TASK —
The data must be written out once more, precisely as given.

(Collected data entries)
++++

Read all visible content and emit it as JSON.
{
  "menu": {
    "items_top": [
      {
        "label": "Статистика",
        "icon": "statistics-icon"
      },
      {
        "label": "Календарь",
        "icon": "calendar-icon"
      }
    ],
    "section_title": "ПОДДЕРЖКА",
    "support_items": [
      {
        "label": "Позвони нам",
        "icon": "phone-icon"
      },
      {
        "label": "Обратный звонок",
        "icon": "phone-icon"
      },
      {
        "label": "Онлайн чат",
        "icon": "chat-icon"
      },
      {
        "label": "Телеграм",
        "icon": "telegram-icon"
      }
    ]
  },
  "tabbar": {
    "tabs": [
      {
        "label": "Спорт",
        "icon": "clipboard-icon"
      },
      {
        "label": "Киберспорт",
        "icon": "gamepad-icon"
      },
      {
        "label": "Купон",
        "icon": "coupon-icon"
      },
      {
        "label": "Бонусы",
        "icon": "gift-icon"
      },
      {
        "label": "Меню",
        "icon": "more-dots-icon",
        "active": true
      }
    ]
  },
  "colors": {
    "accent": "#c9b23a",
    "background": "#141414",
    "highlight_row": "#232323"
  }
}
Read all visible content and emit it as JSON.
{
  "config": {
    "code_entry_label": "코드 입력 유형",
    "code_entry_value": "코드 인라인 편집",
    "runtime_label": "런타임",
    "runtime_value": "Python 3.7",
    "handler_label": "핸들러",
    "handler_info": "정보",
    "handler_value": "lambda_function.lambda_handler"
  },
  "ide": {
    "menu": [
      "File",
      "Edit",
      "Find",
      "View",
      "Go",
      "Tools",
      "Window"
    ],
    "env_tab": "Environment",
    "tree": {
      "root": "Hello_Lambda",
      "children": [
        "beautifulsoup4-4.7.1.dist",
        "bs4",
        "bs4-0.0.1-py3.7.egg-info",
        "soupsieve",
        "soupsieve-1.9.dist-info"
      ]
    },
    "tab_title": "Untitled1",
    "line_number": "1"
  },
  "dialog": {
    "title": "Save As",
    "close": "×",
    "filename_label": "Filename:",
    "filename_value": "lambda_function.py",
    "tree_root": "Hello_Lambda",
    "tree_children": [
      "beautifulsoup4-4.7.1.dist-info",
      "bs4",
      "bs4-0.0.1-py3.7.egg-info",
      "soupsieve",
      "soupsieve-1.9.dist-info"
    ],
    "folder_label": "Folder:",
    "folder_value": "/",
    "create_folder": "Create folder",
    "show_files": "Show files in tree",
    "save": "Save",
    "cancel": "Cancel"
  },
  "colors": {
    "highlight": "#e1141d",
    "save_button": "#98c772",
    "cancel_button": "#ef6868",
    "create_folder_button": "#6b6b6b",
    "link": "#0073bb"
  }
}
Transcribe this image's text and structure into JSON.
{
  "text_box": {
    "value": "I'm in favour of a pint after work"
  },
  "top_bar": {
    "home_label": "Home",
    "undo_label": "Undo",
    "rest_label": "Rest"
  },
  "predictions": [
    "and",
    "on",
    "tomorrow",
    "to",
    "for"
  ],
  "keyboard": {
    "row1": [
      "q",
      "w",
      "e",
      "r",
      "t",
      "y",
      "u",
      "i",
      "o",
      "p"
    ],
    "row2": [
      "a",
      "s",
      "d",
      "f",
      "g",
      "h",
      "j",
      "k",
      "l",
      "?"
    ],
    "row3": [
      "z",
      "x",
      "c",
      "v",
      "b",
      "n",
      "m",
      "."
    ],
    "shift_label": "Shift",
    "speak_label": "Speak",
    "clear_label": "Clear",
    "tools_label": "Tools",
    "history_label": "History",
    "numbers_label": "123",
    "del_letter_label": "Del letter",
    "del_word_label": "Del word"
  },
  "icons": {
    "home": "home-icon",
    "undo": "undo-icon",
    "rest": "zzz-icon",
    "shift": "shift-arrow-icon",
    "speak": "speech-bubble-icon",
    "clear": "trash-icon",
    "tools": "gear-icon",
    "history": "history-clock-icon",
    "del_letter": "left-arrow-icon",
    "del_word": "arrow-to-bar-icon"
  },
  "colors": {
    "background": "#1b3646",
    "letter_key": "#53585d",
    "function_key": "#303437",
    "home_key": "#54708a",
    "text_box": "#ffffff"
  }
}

++++

RESPONSE TO THIS TASK —
Read all visible content and emit it as JSON.
{
  "menu": {
    "items_top": [
      {
        "label": "Статистика",
        "icon": "statistics-icon"
      },
      {
        "label": "Календарь",
        "icon": "calendar-icon"
      }
    ],
    "section_title": "ПОДДЕРЖКА",
    "support_items": [
      {
        "label": "Позвони нам",
        "icon": "phone-icon"
      },
      {
        "label": "Обратный звонок",
        "icon": "phone-icon"
      },
      {
        "label": "Онлайн чат",
        "icon": "chat-icon"
      },
      {
        "label": "Телеграм",
        "icon": "telegram-icon"
      }
    ]
  },
  "tabbar": {
    "tabs": [
      {
        "label": "Спорт",
        "icon": "clipboard-icon"
      },
      {
        "label": "Киберспорт",
        "icon": "gamepad-icon"
      },
      {
        "label": "Купон",
        "icon": "coupon-icon"
      },
      {
        "label": "Бонусы",
        "icon": "gift-icon"
      },
      {
        "label": "Меню",
        "icon": "more-dots-icon",
        "active": true
      }
    ]
  },
  "colors": {
    "accent": "#c9b23a",
    "background": "#141414",
    "highlight_row": "#232323"
  }
}
Read all visible content and emit it as JSON.
{
  "config": {
    "code_entry_label": "코드 입력 유형",
    "code_entry_value": "코드 인라인 편집",
    "runtime_label": "런타임",
    "runtime_value": "Python 3.7",
    "handler_label": "핸들러",
    "handler_info": "정보",
    "handler_value": "lambda_function.lambda_handler"
  },
  "ide": {
    "menu": [
      "File",
      "Edit",
      "Find",
      "View",
      "Go",
      "Tools",
      "Window"
    ],
    "env_tab": "Environment",
    "tree": {
      "root": "Hello_Lambda",
      "children": [
        "beautifulsoup4-4.7.1.dist",
        "bs4",
        "bs4-0.0.1-py3.7.egg-info",
        "soupsieve",
        "soupsieve-1.9.dist-info"
      ]
    },
    "tab_title": "Untitled1",
    "line_number": "1"
  },
  "dialog": {
    "title": "Save As",
    "close": "×",
    "filename_label": "Filename:",
    "filename_value": "lambda_function.py",
    "tree_root": "Hello_Lambda",
    "tree_children": [
      "beautifulsoup4-4.7.1.dist-info",
      "bs4",
      "bs4-0.0.1-py3.7.egg-info",
      "soupsieve",
      "soupsieve-1.9.dist-info"
    ],
    "folder_label": "Folder:",
    "folder_value": "/",
    "create_folder": "Create folder",
    "show_files": "Show files in tree",
    "save": "Save",
    "cancel": "Cancel"
  },
  "colors": {
    "highlight": "#e1141d",
    "save_button": "#98c772",
    "cancel_button": "#ef6868",
    "create_folder_button": "#6b6b6b",
    "link": "#0073bb"
  }
}
Transcribe this image's text and structure into JSON.
{
  "text_box": {
    "value": "I'm in favour of a pint after work"
  },
  "top_bar": {
    "home_label": "Home",
    "undo_label": "Undo",
    "rest_label": "Rest"
  },
  "predictions": [
    "and",
    "on",
    "tomorrow",
    "to",
    "for"
  ],
  "keyboard": {
    "row1": [
      "q",
      "w",
      "e",
      "r",
      "t",
      "y",
      "u",
      "i",
      "o",
      "p"
    ],
    "row2": [
      "a",
      "s",
      "d",
      "f",
      "g",
      "h",
      "j",
      "k",
      "l",
      "?"
    ],
    "row3": [
      "z",
      "x",
      "c",
      "v",
      "b",
      "n",
      "m",
      "."
    ],
    "shift_label": "Shift",
    "speak_label": "Speak",
    "clear_label": "Clear",
    "tools_label": "Tools",
    "history_label": "History",
    "numbers_label": "123",
    "del_letter_label": "Del letter",
    "del_word_label": "Del word"
  },
  "icons": {
    "home": "home-icon",
    "undo": "undo-icon",
    "rest": "zzz-icon",
    "shift": "shift-arrow-icon",
    "speak": "speech-bubble-icon",
    "clear": "trash-icon",
    "tools": "gear-icon",
    "history": "history-clock-icon",
    "del_letter": "left-arrow-icon",
    "del_word": "arrow-to-bar-icon"
  },
  "colors": {
    "background": "#1b3646",
    "letter_key": "#53585d",
    "function_key": "#303437",
    "home_key": "#54708a",
    "text_box": "#ffffff"
  }
}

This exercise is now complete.